# Task to complete:
Search the listing below for the string "Temperatura" and copy every line where it occurs.

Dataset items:
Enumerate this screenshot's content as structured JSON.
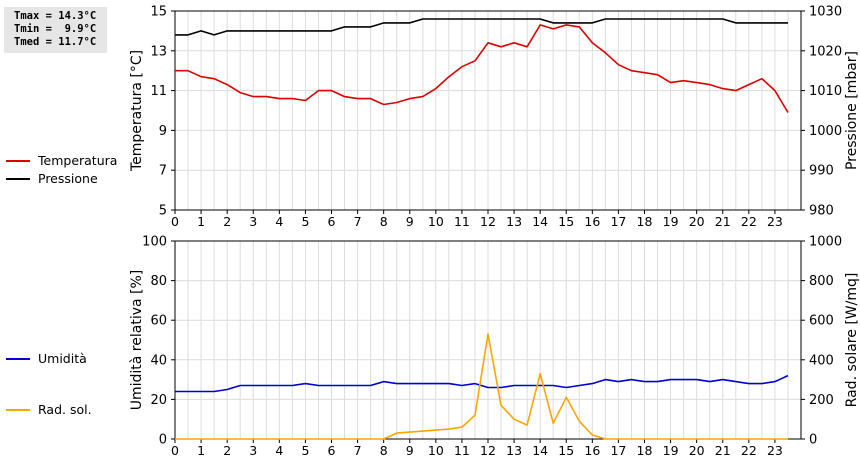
{
  "stats": {
    "tmax": "Tmax = 14.3°C",
    "tmin": "Tmin =  9.9°C",
    "tmed": "Tmed = 11.7°C"
  },
  "chart_data": [
    {
      "type": "line",
      "ylabel_left": "Temperatura [°C]",
      "ylabel_right": "Pressione [mbar]",
      "xlim": [
        0,
        24
      ],
      "ylim_left": [
        5,
        15
      ],
      "ylim_right": [
        980,
        1030
      ],
      "x_ticks": [
        "0",
        "1",
        "2",
        "3",
        "4",
        "5",
        "6",
        "7",
        "8",
        "9",
        "10",
        "11",
        "12",
        "13",
        "14",
        "15",
        "16",
        "17",
        "18",
        "19",
        "20",
        "21",
        "22",
        "23"
      ],
      "y_ticks_left": [
        "5",
        "7",
        "9",
        "11",
        "13",
        "15"
      ],
      "y_ticks_right": [
        "980",
        "990",
        "1000",
        "1010",
        "1020",
        "1030"
      ],
      "grid": true,
      "legend_position": "left",
      "series": [
        {
          "name": "Temperatura",
          "axis": "left",
          "color": "#dd0000",
          "x": [
            0,
            0.5,
            1,
            1.5,
            2,
            2.5,
            3,
            3.5,
            4,
            4.5,
            5,
            5.5,
            6,
            6.5,
            7,
            7.5,
            8,
            8.5,
            9,
            9.5,
            10,
            10.5,
            11,
            11.5,
            12,
            12.5,
            13,
            13.5,
            14,
            14.5,
            15,
            15.5,
            16,
            16.5,
            17,
            17.5,
            18,
            18.5,
            19,
            19.5,
            20,
            20.5,
            21,
            21.5,
            22,
            22.5,
            23,
            23.5
          ],
          "values": [
            12.0,
            12.0,
            11.7,
            11.6,
            11.3,
            10.9,
            10.7,
            10.7,
            10.6,
            10.6,
            10.5,
            11.0,
            11.0,
            10.7,
            10.6,
            10.6,
            10.3,
            10.4,
            10.6,
            10.7,
            11.1,
            11.7,
            12.2,
            12.5,
            13.4,
            13.2,
            13.4,
            13.2,
            14.3,
            14.1,
            14.3,
            14.2,
            13.4,
            12.9,
            12.3,
            12.0,
            11.9,
            11.8,
            11.4,
            11.5,
            11.4,
            11.3,
            11.1,
            11.0,
            11.3,
            11.6,
            11.0,
            9.9
          ]
        },
        {
          "name": "Pressione",
          "axis": "right",
          "color": "#000000",
          "x": [
            0,
            0.5,
            1,
            1.5,
            2,
            2.5,
            3,
            3.5,
            4,
            4.5,
            5,
            5.5,
            6,
            6.5,
            7,
            7.5,
            8,
            8.5,
            9,
            9.5,
            10,
            10.5,
            11,
            11.5,
            12,
            12.5,
            13,
            13.5,
            14,
            14.5,
            15,
            15.5,
            16,
            16.5,
            17,
            17.5,
            18,
            18.5,
            19,
            19.5,
            20,
            20.5,
            21,
            21.5,
            22,
            22.5,
            23,
            23.5
          ],
          "values": [
            1024,
            1024,
            1025,
            1024,
            1025,
            1025,
            1025,
            1025,
            1025,
            1025,
            1025,
            1025,
            1025,
            1026,
            1026,
            1026,
            1027,
            1027,
            1027,
            1028,
            1028,
            1028,
            1028,
            1028,
            1028,
            1028,
            1028,
            1028,
            1028,
            1027,
            1027,
            1027,
            1027,
            1028,
            1028,
            1028,
            1028,
            1028,
            1028,
            1028,
            1028,
            1028,
            1028,
            1027,
            1027,
            1027,
            1027,
            1027
          ]
        }
      ]
    },
    {
      "type": "line",
      "ylabel_left": "Umidità relativa [%]",
      "ylabel_right": "Rad. solare [W/mq]",
      "xlim": [
        0,
        24
      ],
      "ylim_left": [
        0,
        100
      ],
      "ylim_right": [
        0,
        1000
      ],
      "x_ticks": [
        "0",
        "1",
        "2",
        "3",
        "4",
        "5",
        "6",
        "7",
        "8",
        "9",
        "10",
        "11",
        "12",
        "13",
        "14",
        "15",
        "16",
        "17",
        "18",
        "19",
        "20",
        "21",
        "22",
        "23"
      ],
      "y_ticks_left": [
        "0",
        "20",
        "40",
        "60",
        "80",
        "100"
      ],
      "y_ticks_right": [
        "0",
        "200",
        "400",
        "600",
        "800",
        "1000"
      ],
      "grid": true,
      "legend_position": "left",
      "series": [
        {
          "name": "Umidità",
          "axis": "left",
          "color": "#0000cc",
          "x": [
            0,
            0.5,
            1,
            1.5,
            2,
            2.5,
            3,
            3.5,
            4,
            4.5,
            5,
            5.5,
            6,
            6.5,
            7,
            7.5,
            8,
            8.5,
            9,
            9.5,
            10,
            10.5,
            11,
            11.5,
            12,
            12.5,
            13,
            13.5,
            14,
            14.5,
            15,
            15.5,
            16,
            16.5,
            17,
            17.5,
            18,
            18.5,
            19,
            19.5,
            20,
            20.5,
            21,
            21.5,
            22,
            22.5,
            23,
            23.5
          ],
          "values": [
            24,
            24,
            24,
            24,
            25,
            27,
            27,
            27,
            27,
            27,
            28,
            27,
            27,
            27,
            27,
            27,
            29,
            28,
            28,
            28,
            28,
            28,
            27,
            28,
            26,
            26,
            27,
            27,
            27,
            27,
            26,
            27,
            28,
            30,
            29,
            30,
            29,
            29,
            30,
            30,
            30,
            29,
            30,
            29,
            28,
            28,
            29,
            32
          ]
        },
        {
          "name": "Rad. sol.",
          "axis": "right",
          "color": "#ffa500",
          "x": [
            0,
            0.5,
            1,
            1.5,
            2,
            2.5,
            3,
            3.5,
            4,
            4.5,
            5,
            5.5,
            6,
            6.5,
            7,
            7.5,
            8,
            8.5,
            9,
            9.5,
            10,
            10.5,
            11,
            11.5,
            12,
            12.5,
            13,
            13.5,
            14,
            14.5,
            15,
            15.5,
            16,
            16.5,
            17,
            17.5,
            18,
            18.5,
            19,
            19.5,
            20,
            20.5,
            21,
            21.5,
            22,
            22.5,
            23,
            23.5
          ],
          "values": [
            0,
            0,
            0,
            0,
            0,
            0,
            0,
            0,
            0,
            0,
            0,
            0,
            0,
            0,
            0,
            0,
            0,
            30,
            35,
            40,
            45,
            50,
            60,
            120,
            530,
            170,
            100,
            70,
            330,
            80,
            210,
            90,
            20,
            0,
            0,
            0,
            0,
            0,
            0,
            0,
            0,
            0,
            0,
            0,
            0,
            0,
            0,
            0
          ]
        }
      ]
    }
  ]
}
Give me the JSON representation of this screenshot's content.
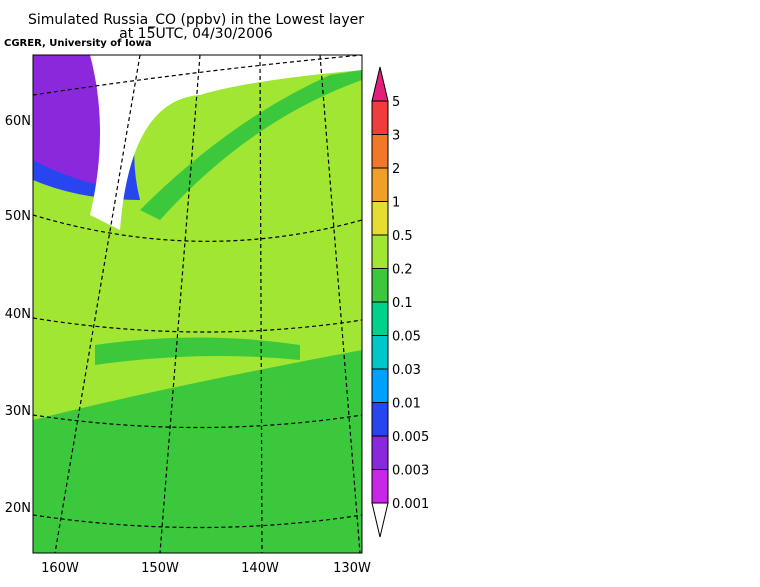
{
  "header": {
    "title_line1": "Simulated Russia_CO (ppbv) in the Lowest layer",
    "title_line2": "at 15UTC, 04/30/2006",
    "credit": "CGRER, University of Iowa"
  },
  "map": {
    "lat_labels": [
      "60N",
      "50N",
      "40N",
      "30N",
      "20N"
    ],
    "lon_labels": [
      "160W",
      "150W",
      "140W",
      "130W"
    ]
  },
  "colorbar": {
    "labels": [
      5,
      3,
      2,
      1,
      0.5,
      0.2,
      0.1,
      0.05,
      0.03,
      0.01,
      0.005,
      0.003,
      0.001
    ],
    "colors": [
      "#e0207a",
      "#f03c3c",
      "#f07828",
      "#f0a028",
      "#e6dc32",
      "#a0e632",
      "#3cc83c",
      "#00d28c",
      "#00c8c8",
      "#00a0ff",
      "#2846f0",
      "#8c28dc",
      "#c828e6",
      "#ffffff"
    ]
  }
}
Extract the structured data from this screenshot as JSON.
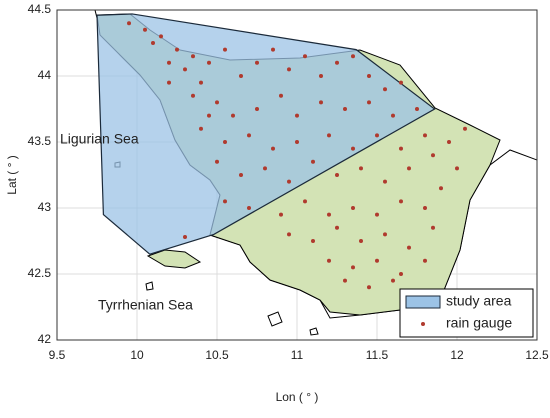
{
  "chart_data": {
    "type": "map",
    "x_label": "Lon ( ° )",
    "y_label": "Lat ( ° )",
    "annotations": [
      "Ligurian Sea",
      "Tyrrhenian Sea"
    ],
    "xlim": [
      9.5,
      12.5
    ],
    "ylim": [
      42,
      44.5
    ],
    "xticks": [
      9.5,
      10,
      10.5,
      11,
      11.5,
      12,
      12.5
    ],
    "yticks": [
      42,
      42.5,
      43,
      43.5,
      44,
      44.5
    ],
    "grid": true,
    "legend": "southeast",
    "series": [
      {
        "name": "study area",
        "kind": "polygon",
        "color": "#9cc3e6",
        "x": [
          9.75,
          9.97,
          11.37,
          11.86,
          10.48,
          10.08,
          9.79
        ],
        "y": [
          44.46,
          44.47,
          44.2,
          43.75,
          42.8,
          42.65,
          42.95
        ]
      },
      {
        "name": "rain gauge",
        "kind": "points",
        "color": "#b03a2e",
        "x": [
          9.95,
          10.05,
          10.15,
          10.25,
          10.35,
          10.1,
          10.3,
          10.45,
          10.55,
          10.65,
          10.75,
          10.85,
          10.95,
          11.05,
          11.15,
          11.25,
          11.35,
          11.45,
          11.55,
          11.65,
          10.2,
          10.4,
          10.35,
          10.5,
          10.6,
          10.75,
          10.9,
          11.0,
          11.15,
          11.3,
          11.45,
          11.6,
          11.75,
          10.4,
          10.55,
          10.7,
          10.85,
          11.0,
          11.2,
          11.35,
          11.5,
          11.65,
          11.8,
          10.5,
          10.65,
          10.8,
          10.95,
          11.1,
          11.25,
          11.4,
          11.55,
          11.7,
          11.85,
          11.95,
          12.05,
          10.55,
          10.7,
          10.9,
          11.05,
          11.2,
          11.35,
          11.5,
          11.65,
          11.8,
          11.9,
          12.0,
          10.95,
          11.1,
          11.25,
          11.4,
          11.55,
          11.7,
          11.85,
          11.2,
          11.35,
          11.5,
          11.65,
          11.8,
          11.45,
          11.6,
          11.3,
          10.3,
          10.2,
          10.45
        ],
        "y": [
          44.4,
          44.35,
          44.3,
          44.2,
          44.15,
          44.25,
          44.05,
          44.1,
          44.2,
          44.0,
          44.1,
          44.2,
          44.05,
          44.15,
          44.0,
          44.1,
          44.15,
          44.0,
          43.9,
          43.95,
          44.1,
          43.95,
          43.85,
          43.8,
          43.7,
          43.75,
          43.85,
          43.7,
          43.8,
          43.75,
          43.8,
          43.7,
          43.75,
          43.6,
          43.5,
          43.55,
          43.45,
          43.5,
          43.55,
          43.45,
          43.55,
          43.45,
          43.55,
          43.35,
          43.25,
          43.3,
          43.2,
          43.35,
          43.25,
          43.3,
          43.2,
          43.3,
          43.4,
          43.5,
          43.6,
          43.05,
          43.0,
          42.95,
          43.05,
          42.95,
          43.0,
          42.95,
          43.05,
          43.0,
          43.15,
          43.3,
          42.8,
          42.75,
          42.85,
          42.75,
          42.8,
          42.7,
          42.85,
          42.6,
          42.55,
          42.6,
          42.5,
          42.6,
          42.4,
          42.45,
          42.45,
          42.78,
          43.95,
          43.7
        ]
      }
    ]
  }
}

# The output:
      "ylabel_left": "Temperatura [°C]",
          "name": "Temperatura",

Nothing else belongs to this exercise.